-- BEGIN --
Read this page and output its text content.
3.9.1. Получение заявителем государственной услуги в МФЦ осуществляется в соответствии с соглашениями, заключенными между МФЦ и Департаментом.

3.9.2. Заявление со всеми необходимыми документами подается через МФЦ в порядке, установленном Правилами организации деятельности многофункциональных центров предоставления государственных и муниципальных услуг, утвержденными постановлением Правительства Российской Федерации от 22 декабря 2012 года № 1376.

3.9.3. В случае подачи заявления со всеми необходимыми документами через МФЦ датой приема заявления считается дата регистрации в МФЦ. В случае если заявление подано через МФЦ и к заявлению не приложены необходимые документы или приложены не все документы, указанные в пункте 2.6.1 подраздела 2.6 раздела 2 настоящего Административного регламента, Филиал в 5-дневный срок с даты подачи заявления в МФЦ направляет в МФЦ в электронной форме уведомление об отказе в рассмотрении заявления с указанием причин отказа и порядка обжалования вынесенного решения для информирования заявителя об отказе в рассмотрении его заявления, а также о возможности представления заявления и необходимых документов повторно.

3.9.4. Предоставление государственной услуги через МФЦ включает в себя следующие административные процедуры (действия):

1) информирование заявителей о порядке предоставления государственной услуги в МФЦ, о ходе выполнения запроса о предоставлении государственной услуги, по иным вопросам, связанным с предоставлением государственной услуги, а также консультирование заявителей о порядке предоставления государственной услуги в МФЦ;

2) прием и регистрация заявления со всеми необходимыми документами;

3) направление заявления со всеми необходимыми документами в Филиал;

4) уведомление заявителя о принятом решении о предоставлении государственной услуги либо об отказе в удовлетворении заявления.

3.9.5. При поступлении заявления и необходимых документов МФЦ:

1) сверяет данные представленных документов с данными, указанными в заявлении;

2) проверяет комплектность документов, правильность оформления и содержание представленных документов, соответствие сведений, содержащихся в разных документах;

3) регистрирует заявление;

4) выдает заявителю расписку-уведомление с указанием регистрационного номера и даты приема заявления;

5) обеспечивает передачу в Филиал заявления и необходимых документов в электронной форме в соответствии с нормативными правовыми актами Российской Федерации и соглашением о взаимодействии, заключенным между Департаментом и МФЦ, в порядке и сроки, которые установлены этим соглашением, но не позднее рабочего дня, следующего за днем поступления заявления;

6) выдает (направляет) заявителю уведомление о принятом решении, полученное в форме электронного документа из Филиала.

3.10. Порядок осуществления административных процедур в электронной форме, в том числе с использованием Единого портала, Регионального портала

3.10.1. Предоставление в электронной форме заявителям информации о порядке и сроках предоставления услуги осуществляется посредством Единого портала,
-- END --
> _Description of the task_
Every line of the records above needs to be given again exactly.

> _Solution to this task_
Read this page and output its text content.
3.9.1. Получение заявителем государственной услуги в МФЦ осуществляется в соответствии с соглашениями, заключенными между МФЦ и Департаментом.

3.9.2. Заявление со всеми необходимыми документами подается через МФЦ в порядке, установленном Правилами организации деятельности многофункциональных центров предоставления государственных и муниципальных услуг, утвержденными постановлением Правительства Российской Федерации от 22 декабря 2012 года № 1376.

3.9.3. В случае подачи заявления со всеми необходимыми документами через МФЦ датой приема заявления считается дата регистрации в МФЦ. В случае если заявление подано через МФЦ и к заявлению не приложены необходимые документы или приложены не все документы, указанные в пункте 2.6.1 подраздела 2.6 раздела 2 настоящего Административного регламента, Филиал в 5-дневный срок с даты подачи заявления в МФЦ направляет в МФЦ в электронной форме уведомление об отказе в рассмотрении заявления с указанием причин отказа и порядка обжалования вынесенного решения для информирования заявителя об отказе в рассмотрении его заявления, а также о возможности представления заявления и необходимых документов повторно.

3.9.4. Предоставление государственной услуги через МФЦ включает в себя следующие административные процедуры (действия):

1) информирование заявителей о порядке предоставления государственной услуги в МФЦ, о ходе выполнения запроса о предоставлении государственной услуги, по иным вопросам, связанным с предоставлением государственной услуги, а также консультирование заявителей о порядке предоставления государственной услуги в МФЦ;

2) прием и регистрация заявления со всеми необходимыми документами;

3) направление заявления со всеми необходимыми документами в Филиал;

4) уведомление заявителя о принятом решении о предоставлении государственной услуги либо об отказе в удовлетворении заявления.

3.9.5. При поступлении заявления и необходимых документов МФЦ:

1) сверяет данные представленных документов с данными, указанными в заявлении;

2) проверяет комплектность документов, правильность оформления и содержание представленных документов, соответствие сведений, содержащихся в разных документах;

3) регистрирует заявление;

4) выдает заявителю расписку-уведомление с указанием регистрационного номера и даты приема заявления;

5) обеспечивает передачу в Филиал заявления и необходимых документов в электронной форме в соответствии с нормативными правовыми актами Российской Федерации и соглашением о взаимодействии, заключенным между Департаментом и МФЦ, в порядке и сроки, которые установлены этим соглашением, но не позднее рабочего дня, следующего за днем поступления заявления;

6) выдает (направляет) заявителю уведомление о принятом решении, полученное в форме электронного документа из Филиала.

3.10. Порядок осуществления административных процедур в электронной форме, в том числе с использованием Единого портала, Регионального портала

3.10.1. Предоставление в электронной форме заявителям информации о порядке и сроках предоставления услуги осуществляется посредством Единого портала,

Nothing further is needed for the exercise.